Work required >>
Below are some records; retype all of them exactly.

Collection entries >>

_ _ _ _ _

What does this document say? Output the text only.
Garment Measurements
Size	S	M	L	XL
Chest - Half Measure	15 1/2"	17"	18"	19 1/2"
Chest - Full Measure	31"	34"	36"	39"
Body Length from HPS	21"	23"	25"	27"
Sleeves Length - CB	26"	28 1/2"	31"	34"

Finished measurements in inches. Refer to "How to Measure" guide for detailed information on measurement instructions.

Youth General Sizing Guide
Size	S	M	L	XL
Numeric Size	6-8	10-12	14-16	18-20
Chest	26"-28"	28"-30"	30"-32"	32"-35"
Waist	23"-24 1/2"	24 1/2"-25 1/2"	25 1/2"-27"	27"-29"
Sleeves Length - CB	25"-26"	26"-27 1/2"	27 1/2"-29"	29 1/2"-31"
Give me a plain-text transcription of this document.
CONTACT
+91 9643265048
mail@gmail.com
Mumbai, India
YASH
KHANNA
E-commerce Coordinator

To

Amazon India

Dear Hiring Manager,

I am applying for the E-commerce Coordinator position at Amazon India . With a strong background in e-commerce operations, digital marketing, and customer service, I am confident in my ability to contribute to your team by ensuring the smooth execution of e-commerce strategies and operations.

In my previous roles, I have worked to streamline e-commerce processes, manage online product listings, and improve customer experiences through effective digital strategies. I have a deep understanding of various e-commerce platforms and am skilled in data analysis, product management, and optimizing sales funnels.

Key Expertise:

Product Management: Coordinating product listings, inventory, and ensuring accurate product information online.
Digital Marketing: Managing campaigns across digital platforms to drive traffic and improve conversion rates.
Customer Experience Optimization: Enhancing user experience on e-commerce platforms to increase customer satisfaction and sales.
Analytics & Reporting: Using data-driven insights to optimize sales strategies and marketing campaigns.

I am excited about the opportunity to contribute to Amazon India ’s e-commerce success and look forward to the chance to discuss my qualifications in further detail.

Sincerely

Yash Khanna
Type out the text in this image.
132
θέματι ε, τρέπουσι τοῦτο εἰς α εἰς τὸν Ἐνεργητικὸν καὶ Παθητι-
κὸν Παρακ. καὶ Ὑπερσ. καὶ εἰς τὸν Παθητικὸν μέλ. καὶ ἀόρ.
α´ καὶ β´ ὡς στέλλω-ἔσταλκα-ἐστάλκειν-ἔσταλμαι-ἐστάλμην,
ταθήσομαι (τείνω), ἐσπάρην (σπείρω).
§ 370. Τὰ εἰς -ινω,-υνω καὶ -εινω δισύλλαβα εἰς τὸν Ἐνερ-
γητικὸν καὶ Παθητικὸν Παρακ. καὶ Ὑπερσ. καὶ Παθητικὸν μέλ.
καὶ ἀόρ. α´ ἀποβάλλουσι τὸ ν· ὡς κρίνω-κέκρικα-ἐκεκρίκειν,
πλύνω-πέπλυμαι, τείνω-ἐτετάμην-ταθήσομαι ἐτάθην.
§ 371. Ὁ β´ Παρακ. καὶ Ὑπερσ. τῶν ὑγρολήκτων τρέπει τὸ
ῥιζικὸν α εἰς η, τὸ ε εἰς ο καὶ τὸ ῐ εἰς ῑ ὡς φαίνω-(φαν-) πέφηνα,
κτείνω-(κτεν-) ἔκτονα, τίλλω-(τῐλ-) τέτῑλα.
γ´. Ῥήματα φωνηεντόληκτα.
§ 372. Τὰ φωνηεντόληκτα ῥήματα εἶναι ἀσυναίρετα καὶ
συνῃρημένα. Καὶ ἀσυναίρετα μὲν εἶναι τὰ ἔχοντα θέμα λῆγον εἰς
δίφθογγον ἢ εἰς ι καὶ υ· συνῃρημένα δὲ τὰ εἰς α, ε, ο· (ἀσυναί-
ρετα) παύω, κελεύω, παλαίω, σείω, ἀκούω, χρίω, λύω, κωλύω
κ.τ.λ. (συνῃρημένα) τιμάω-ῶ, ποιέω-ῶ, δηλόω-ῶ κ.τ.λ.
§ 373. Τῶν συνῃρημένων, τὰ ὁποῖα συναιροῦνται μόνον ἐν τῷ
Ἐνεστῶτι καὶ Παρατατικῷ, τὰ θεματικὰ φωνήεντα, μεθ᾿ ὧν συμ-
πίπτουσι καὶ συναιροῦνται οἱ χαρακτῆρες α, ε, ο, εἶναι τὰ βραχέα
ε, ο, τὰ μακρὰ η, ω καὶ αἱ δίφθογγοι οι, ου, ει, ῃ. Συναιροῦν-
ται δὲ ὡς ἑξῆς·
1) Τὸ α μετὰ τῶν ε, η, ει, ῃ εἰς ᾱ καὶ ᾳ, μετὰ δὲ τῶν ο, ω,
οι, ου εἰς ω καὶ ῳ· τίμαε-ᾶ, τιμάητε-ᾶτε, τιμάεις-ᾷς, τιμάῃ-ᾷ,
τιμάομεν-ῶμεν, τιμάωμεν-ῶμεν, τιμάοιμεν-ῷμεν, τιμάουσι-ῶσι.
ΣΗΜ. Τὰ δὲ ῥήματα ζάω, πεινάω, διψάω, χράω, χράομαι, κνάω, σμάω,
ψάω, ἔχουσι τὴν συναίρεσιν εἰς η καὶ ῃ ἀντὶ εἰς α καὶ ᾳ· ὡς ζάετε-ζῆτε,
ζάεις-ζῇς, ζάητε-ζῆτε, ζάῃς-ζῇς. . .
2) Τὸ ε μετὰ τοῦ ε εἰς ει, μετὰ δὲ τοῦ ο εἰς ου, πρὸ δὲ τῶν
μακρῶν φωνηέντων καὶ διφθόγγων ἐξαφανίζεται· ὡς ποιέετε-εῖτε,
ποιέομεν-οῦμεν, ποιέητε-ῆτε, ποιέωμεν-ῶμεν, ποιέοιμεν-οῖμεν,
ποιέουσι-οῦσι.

_ _ _ _ _

Result of the task >>
What does this document say? Output the text only.
Garment Measurements
Size	S	M	L	XL
Chest - Half Measure	15 1/2"	17"	18"	19 1/2"
Chest - Full Measure	31"	34"	36"	39"
Body Length from HPS	21"	23"	25"	27"
Sleeves Length - CB	26"	28 1/2"	31"	34"

Finished measurements in inches. Refer to "How to Measure" guide for detailed information on measurement instructions.

Youth General Sizing Guide
Size	S	M	L	XL
Numeric Size	6-8	10-12	14-16	18-20
Chest	26"-28"	28"-30"	30"-32"	32"-35"
Waist	23"-24 1/2"	24 1/2"-25 1/2"	25 1/2"-27"	27"-29"
Sleeves Length - CB	25"-26"	26"-27 1/2"	27 1/2"-29"	29 1/2"-31"
Give me a plain-text transcription of this document.
CONTACT
+91 9643265048
mail@gmail.com
Mumbai, India
YASH
KHANNA
E-commerce Coordinator

To

Amazon India

Dear Hiring Manager,

I am applying for the E-commerce Coordinator position at Amazon India . With a strong background in e-commerce operations, digital marketing, and customer service, I am confident in my ability to contribute to your team by ensuring the smooth execution of e-commerce strategies and operations.

In my previous roles, I have worked to streamline e-commerce processes, manage online product listings, and improve customer experiences through effective digital strategies. I have a deep understanding of various e-commerce platforms and am skilled in data analysis, product management, and optimizing sales funnels.

Key Expertise:

Product Management: Coordinating product listings, inventory, and ensuring accurate product information online.
Digital Marketing: Managing campaigns across digital platforms to drive traffic and improve conversion rates.
Customer Experience Optimization: Enhancing user experience on e-commerce platforms to increase customer satisfaction and sales.
Analytics & Reporting: Using data-driven insights to optimize sales strategies and marketing campaigns.

I am excited about the opportunity to contribute to Amazon India ’s e-commerce success and look forward to the chance to discuss my qualifications in further detail.

Sincerely

Yash Khanna
Type out the text in this image.
132
θέματι ε, τρέπουσι τοῦτο εἰς α εἰς τὸν Ἐνεργητικὸν καὶ Παθητι-
κὸν Παρακ. καὶ Ὑπερσ. καὶ εἰς τὸν Παθητικὸν μέλ. καὶ ἀόρ.
α´ καὶ β´ ὡς στέλλω-ἔσταλκα-ἐστάλκειν-ἔσταλμαι-ἐστάλμην,
ταθήσομαι (τείνω), ἐσπάρην (σπείρω).
§ 370. Τὰ εἰς -ινω,-υνω καὶ -εινω δισύλλαβα εἰς τὸν Ἐνερ-
γητικὸν καὶ Παθητικὸν Παρακ. καὶ Ὑπερσ. καὶ Παθητικὸν μέλ.
καὶ ἀόρ. α´ ἀποβάλλουσι τὸ ν· ὡς κρίνω-κέκρικα-ἐκεκρίκειν,
πλύνω-πέπλυμαι, τείνω-ἐτετάμην-ταθήσομαι ἐτάθην.
§ 371. Ὁ β´ Παρακ. καὶ Ὑπερσ. τῶν ὑγρολήκτων τρέπει τὸ
ῥιζικὸν α εἰς η, τὸ ε εἰς ο καὶ τὸ ῐ εἰς ῑ ὡς φαίνω-(φαν-) πέφηνα,
κτείνω-(κτεν-) ἔκτονα, τίλλω-(τῐλ-) τέτῑλα.
γ´. Ῥήματα φωνηεντόληκτα.
§ 372. Τὰ φωνηεντόληκτα ῥήματα εἶναι ἀσυναίρετα καὶ
συνῃρημένα. Καὶ ἀσυναίρετα μὲν εἶναι τὰ ἔχοντα θέμα λῆγον εἰς
δίφθογγον ἢ εἰς ι καὶ υ· συνῃρημένα δὲ τὰ εἰς α, ε, ο· (ἀσυναί-
ρετα) παύω, κελεύω, παλαίω, σείω, ἀκούω, χρίω, λύω, κωλύω
κ.τ.λ. (συνῃρημένα) τιμάω-ῶ, ποιέω-ῶ, δηλόω-ῶ κ.τ.λ.
§ 373. Τῶν συνῃρημένων, τὰ ὁποῖα συναιροῦνται μόνον ἐν τῷ
Ἐνεστῶτι καὶ Παρατατικῷ, τὰ θεματικὰ φωνήεντα, μεθ᾿ ὧν συμ-
πίπτουσι καὶ συναιροῦνται οἱ χαρακτῆρες α, ε, ο, εἶναι τὰ βραχέα
ε, ο, τὰ μακρὰ η, ω καὶ αἱ δίφθογγοι οι, ου, ει, ῃ. Συναιροῦν-
ται δὲ ὡς ἑξῆς·
1) Τὸ α μετὰ τῶν ε, η, ει, ῃ εἰς ᾱ καὶ ᾳ, μετὰ δὲ τῶν ο, ω,
οι, ου εἰς ω καὶ ῳ· τίμαε-ᾶ, τιμάητε-ᾶτε, τιμάεις-ᾷς, τιμάῃ-ᾷ,
τιμάομεν-ῶμεν, τιμάωμεν-ῶμεν, τιμάοιμεν-ῷμεν, τιμάουσι-ῶσι.
ΣΗΜ. Τὰ δὲ ῥήματα ζάω, πεινάω, διψάω, χράω, χράομαι, κνάω, σμάω,
ψάω, ἔχουσι τὴν συναίρεσιν εἰς η καὶ ῃ ἀντὶ εἰς α καὶ ᾳ· ὡς ζάετε-ζῆτε,
ζάεις-ζῇς, ζάητε-ζῆτε, ζάῃς-ζῇς. . .
2) Τὸ ε μετὰ τοῦ ε εἰς ει, μετὰ δὲ τοῦ ο εἰς ου, πρὸ δὲ τῶν
μακρῶν φωνηέντων καὶ διφθόγγων ἐξαφανίζεται· ὡς ποιέετε-εῖτε,
ποιέομεν-οῦμεν, ποιέητε-ῆτε, ποιέωμεν-ῶμεν, ποιέοιμεν-οῖμεν,
ποιέουσι-οῦσι.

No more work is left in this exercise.